> Box annotation data:
START
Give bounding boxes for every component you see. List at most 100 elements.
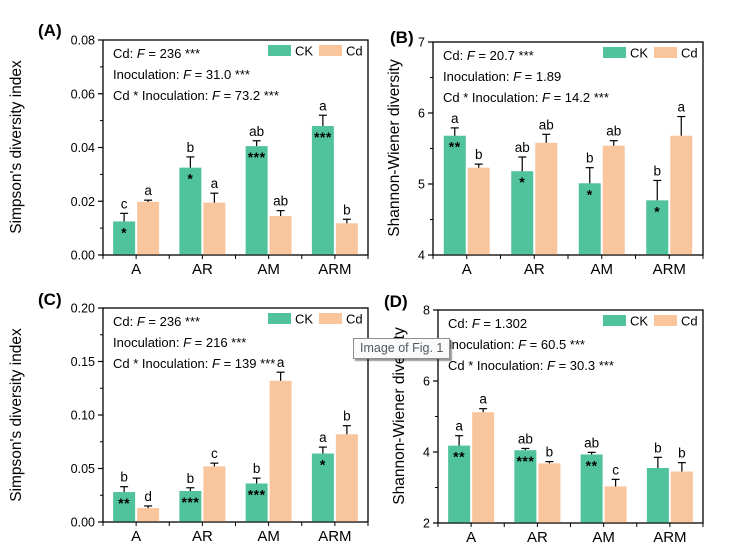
bar-cd-a: [472, 412, 495, 523]
y-tick-label: 0.05: [71, 462, 95, 476]
legend-cd-label: Cd: [346, 44, 363, 59]
y-tick-label: 7: [418, 36, 425, 50]
x-category-label: A: [131, 261, 141, 278]
legend-ck-swatch: [603, 47, 626, 58]
x-category-label: ARM: [318, 528, 351, 545]
bar-cd-am: [602, 145, 625, 255]
y-axis-title: Simpson's diversity index: [8, 60, 25, 234]
y-tick-label: 0.10: [71, 409, 95, 423]
sig-letter: ab: [273, 194, 288, 209]
bar-ck-ar: [511, 171, 534, 255]
y-tick-label: 0.02: [71, 195, 95, 209]
y-axis-title: Shannon-Wiener diversity: [386, 59, 403, 237]
sig-stars: ***: [248, 486, 266, 502]
legend-ck-label: CK: [630, 314, 648, 329]
sig-letter: a: [455, 419, 463, 434]
bar-cd-ar: [203, 202, 226, 255]
legend-ck-label: CK: [630, 46, 648, 61]
sig-letter: b: [187, 140, 195, 155]
sig-stars: *: [187, 171, 193, 187]
sig-stars: **: [118, 495, 130, 511]
bar-ck-ar: [179, 167, 202, 255]
legend-ck-swatch: [268, 45, 291, 56]
bar-ck-a: [443, 135, 466, 255]
y-tick-label: 0.15: [71, 355, 95, 369]
sig-letter: b: [654, 440, 662, 455]
sig-letter: b: [586, 151, 594, 166]
sig-stars: **: [449, 139, 461, 155]
y-tick-label: 8: [423, 304, 430, 318]
sig-letter: b: [653, 163, 661, 178]
stats-line: Cd: F = 1.302: [448, 316, 527, 331]
image-tooltip-text: Image of Fig. 1: [360, 341, 444, 355]
sig-stars: *: [587, 186, 593, 202]
bar-ck-arm: [646, 200, 669, 255]
bar-cd-ar: [538, 463, 561, 523]
y-axis-title: Shannon-Wiener diversity: [391, 327, 408, 505]
sig-stars: *: [121, 224, 127, 240]
sig-letter: a: [319, 98, 327, 113]
bar-ck-arm: [646, 467, 669, 523]
bar-cd-am: [269, 216, 292, 255]
stats-line: Cd * Inoculation: F = 14.2 ***: [443, 90, 609, 105]
x-category-label: ARM: [653, 529, 686, 546]
legend-ck-label: CK: [295, 312, 313, 327]
x-category-label: A: [462, 261, 472, 278]
legend-cd-swatch: [654, 315, 677, 326]
panel-label: (D): [384, 292, 408, 311]
sig-letter: b: [120, 470, 128, 485]
stats-line: Cd * Inoculation: F = 73.2 ***: [113, 88, 279, 103]
panel-c: 0.00 0.05 0.10 0.15 0.20 A AR AM ARM b ** b *** b *** a…: [8, 290, 369, 545]
legend-cd-swatch: [319, 313, 342, 324]
bar-cd-arm: [335, 223, 358, 255]
legend-cd-label: Cd: [681, 314, 698, 329]
stats-line: Inoculation: F = 31.0 ***: [113, 67, 250, 82]
y-tick-label: 0.06: [71, 87, 95, 101]
bar-cd-a: [467, 167, 490, 255]
sig-letter: c: [612, 462, 619, 477]
sig-stars: **: [453, 449, 465, 465]
x-category-label: AM: [592, 529, 615, 546]
stats-line: Inoculation: F = 60.5 ***: [448, 337, 585, 352]
stats-line: Inoculation: F = 216 ***: [113, 335, 246, 350]
sig-letter: b: [546, 445, 554, 460]
sig-letter: b: [678, 446, 686, 461]
bar-ck-a: [113, 221, 136, 255]
bar-ck-am: [245, 483, 268, 522]
sig-letter: b: [187, 471, 195, 486]
y-tick-label: 4: [423, 446, 430, 460]
bar-ck-ar: [514, 450, 537, 523]
sig-letter: b: [475, 147, 483, 162]
legend-cd-label: Cd: [346, 312, 363, 327]
bar-cd-arm: [335, 434, 358, 522]
bar-cd-a: [137, 508, 160, 522]
panel-a: 0.000.020.040.060.08A AR AM ARMc*b*ab***a**…: [8, 21, 369, 278]
x-category-label: AM: [257, 261, 280, 278]
sig-letter: a: [479, 392, 487, 407]
sig-stars: **: [586, 457, 598, 473]
stats-line: Cd: F = 236 ***: [113, 46, 200, 61]
stats-line: Cd * Inoculation: F = 139 ***: [113, 356, 275, 371]
y-tick-label: 0.20: [71, 302, 95, 316]
bar-ck-arm: [311, 453, 334, 522]
x-category-label: ARM: [318, 261, 351, 278]
bar-ck-am: [580, 454, 603, 523]
x-category-label: ARM: [653, 261, 686, 278]
x-category-label: AM: [257, 528, 280, 545]
bar-cd-am: [604, 486, 627, 523]
panel-label: (C): [38, 290, 62, 309]
sig-letter: d: [144, 489, 152, 504]
sig-letter: b: [343, 409, 351, 424]
sig-stars: ***: [314, 129, 332, 145]
stats-line: Cd * Inoculation: F = 30.3 ***: [448, 358, 614, 373]
sig-letter: a: [144, 183, 152, 198]
image-tooltip: Image of Fig. 1: [353, 338, 451, 359]
legend-cd-swatch: [654, 47, 677, 58]
x-category-label: AR: [527, 529, 548, 546]
legend-cd-swatch: [319, 45, 342, 56]
sig-letter: a: [211, 176, 219, 191]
END
> Job:
List every line in the data above that contains the string "tick".

> Result:
y-tick-label: 0.05: [71, 462, 95, 476]
y-tick-label: 7: [418, 36, 425, 50]
y-tick-label: 0.10: [71, 409, 95, 423]
y-tick-label: 0.02: [71, 195, 95, 209]
y-tick-label: 0.15: [71, 355, 95, 369]
y-tick-label: 8: [423, 304, 430, 318]
y-tick-label: 0.06: [71, 87, 95, 101]
y-tick-label: 4: [423, 446, 430, 460]
y-tick-label: 0.20: [71, 302, 95, 316]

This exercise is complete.